■ TASK STATEMENT ■
Pictures stay out of your copy, but everything else in the records below must be repeated exactly.

=-=-=

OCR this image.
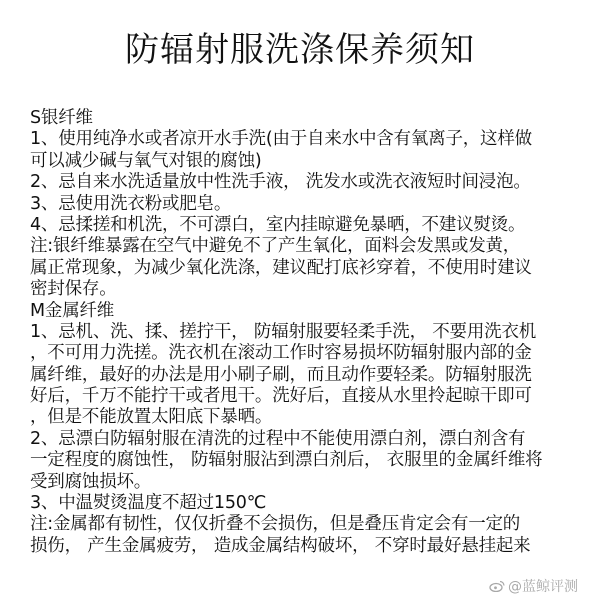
防辐射服洗涤保养须知
S银纤维
1、使用纯净水或者凉开水手洗(由于自来水中含有氧离子，这样做
可以减少碱与氧气对银的腐蚀)
2、忌自来水洗适量放中性洗手液， 洗发水或洗衣液短时间浸泡。
3、忌使用洗衣粉或肥皂。
4、忌揉搓和机洗，不可漂白，室内挂晾避免暴晒，不建议熨烫。
注:银纤维暴露在空气中避免不了产生氧化，面料会发黑或发黄，
属正常现象，为减少氧化洗涤，建议配打底衫穿着，不使用时建议
密封保存。
M金属纤维
1、忌机、洗、揉、搓拧干， 防辐射服要轻柔手洗， 不要用洗衣机
，不可用力洗搓。洗衣机在滚动工作时容易损坏防辐射服内部的金
属纤维，最好的办法是用小刷子刷，而且动作要轻柔。防辐射服洗
好后，千万不能拧干或者甩干。洗好后，直接从水里拎起晾干即可
，但是不能放置太阳底下暴晒。
2、忌漂白防辐射服在清洗的过程中不能使用漂白剂，漂白剂含有
一定程度的腐蚀性， 防辐射服沾到漂白剂后， 衣服里的金属纤维将
受到腐蚀损坏。
3、中温熨烫温度不超过150℃
注:金属都有韧性，仅仅折叠不会损伤，但是叠压肯定会有一定的
损伤， 产生金属疲劳， 造成金属结构破坏， 不穿时最好悬挂起来
@蓝鲸评测
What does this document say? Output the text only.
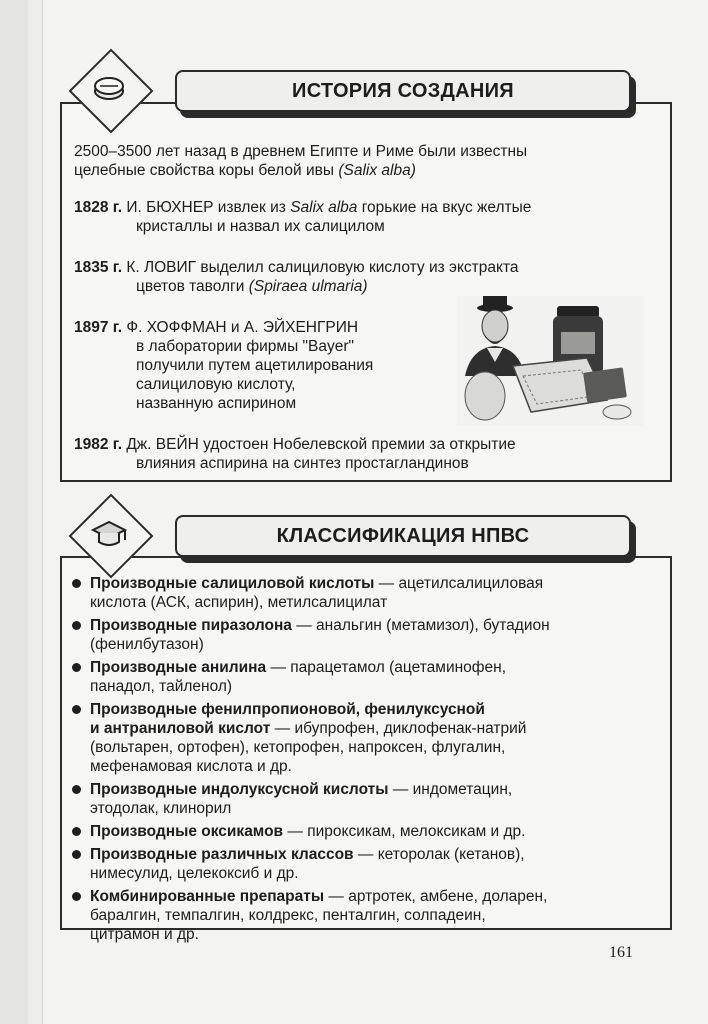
ИСТОРИЯ СОЗДАНИЯ
2500–3500 лет назад в древнем Египте и Риме были известны
целебные свойства коры белой ивы (Salix alba)
1828 г. И. БЮХНЕР извлек из Salix alba горькие на вкус желтые
кристаллы и назвал их салицилом
1835 г. К. ЛОВИГ выделил салициловую кислоту из экстракта
цветов таволги (Spiraea ulmaria)
1897 г. Ф. ХОФФМАН и А. ЭЙХЕНГРИН
в лаборатории фирмы "Bayer"
получили путем ацетилирования
салициловую кислоту,
названную аспирином
1982 г. Дж. ВЕЙН удостоен Нобелевской премии за открытие
влияния аспирина на синтез простагландинов
КЛАССИФИКАЦИЯ НПВС
Производные салициловой кислоты — ацетилсалициловая
кислота (АСК, аспирин), метилсалицилат
Производные пиразолона — анальгин (метамизол), бутадион
(фенилбутазон)
Производные анилина — парацетамол (ацетаминофен,
панадол, тайленол)
Производные фенилпропионовой, фенилуксусной
и антраниловой кислот — ибупрофен, диклофенак-натрий
(вольтарен, ортофен), кетопрофен, напроксен, флугалин,
мефенамовая кислота и др.
Производные индолуксусной кислоты — индометацин,
этодолак, клинорил
Производные оксикамов — пироксикам, мелоксикам и др.
Производные различных классов — кеторолак (кетанов),
нимесулид, целекоксиб и др.
Комбинированные препараты — артротек, амбене, доларен,
баралгин, темпалгин, колдрекс, пенталгин, солпадеин,
цитрамон и др.
161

=-=-=

■ FULL OUTPUT ■
OCR this image.
防辐射服洗涤保养须知
S银纤维
1、使用纯净水或者凉开水手洗(由于自来水中含有氧离子，这样做
可以减少碱与氧气对银的腐蚀)
2、忌自来水洗适量放中性洗手液， 洗发水或洗衣液短时间浸泡。
3、忌使用洗衣粉或肥皂。
4、忌揉搓和机洗，不可漂白，室内挂晾避免暴晒，不建议熨烫。
注:银纤维暴露在空气中避免不了产生氧化，面料会发黑或发黄，
属正常现象，为减少氧化洗涤，建议配打底衫穿着，不使用时建议
密封保存。
M金属纤维
1、忌机、洗、揉、搓拧干， 防辐射服要轻柔手洗， 不要用洗衣机
，不可用力洗搓。洗衣机在滚动工作时容易损坏防辐射服内部的金
属纤维，最好的办法是用小刷子刷，而且动作要轻柔。防辐射服洗
好后，千万不能拧干或者甩干。洗好后，直接从水里拎起晾干即可
，但是不能放置太阳底下暴晒。
2、忌漂白防辐射服在清洗的过程中不能使用漂白剂，漂白剂含有
一定程度的腐蚀性， 防辐射服沾到漂白剂后， 衣服里的金属纤维将
受到腐蚀损坏。
3、中温熨烫温度不超过150℃
注:金属都有韧性，仅仅折叠不会损伤，但是叠压肯定会有一定的
损伤， 产生金属疲劳， 造成金属结构破坏， 不穿时最好悬挂起来
@蓝鲸评测
What does this document say? Output the text only.
ИСТОРИЯ СОЗДАНИЯ
2500–3500 лет назад в древнем Египте и Риме были известны
целебные свойства коры белой ивы (Salix alba)
1828 г. И. БЮХНЕР извлек из Salix alba горькие на вкус желтые
кристаллы и назвал их салицилом
1835 г. К. ЛОВИГ выделил салициловую кислоту из экстракта
цветов таволги (Spiraea ulmaria)
1897 г. Ф. ХОФФМАН и А. ЭЙХЕНГРИН
в лаборатории фирмы "Bayer"
получили путем ацетилирования
салициловую кислоту,
названную аспирином
1982 г. Дж. ВЕЙН удостоен Нобелевской премии за открытие
влияния аспирина на синтез простагландинов
КЛАССИФИКАЦИЯ НПВС
Производные салициловой кислоты — ацетилсалициловая
кислота (АСК, аспирин), метилсалицилат
Производные пиразолона — анальгин (метамизол), бутадион
(фенилбутазон)
Производные анилина — парацетамол (ацетаминофен,
панадол, тайленол)
Производные фенилпропионовой, фенилуксусной
и антраниловой кислот — ибупрофен, диклофенак-натрий
(вольтарен, ортофен), кетопрофен, напроксен, флугалин,
мефенамовая кислота и др.
Производные индолуксусной кислоты — индометацин,
этодолак, клинорил
Производные оксикамов — пироксикам, мелоксикам и др.
Производные различных классов — кеторолак (кетанов),
нимесулид, целекоксиб и др.
Комбинированные препараты — артротек, амбене, доларен,
баралгин, темпалгин, колдрекс, пенталгин, солпадеин,
цитрамон и др.
161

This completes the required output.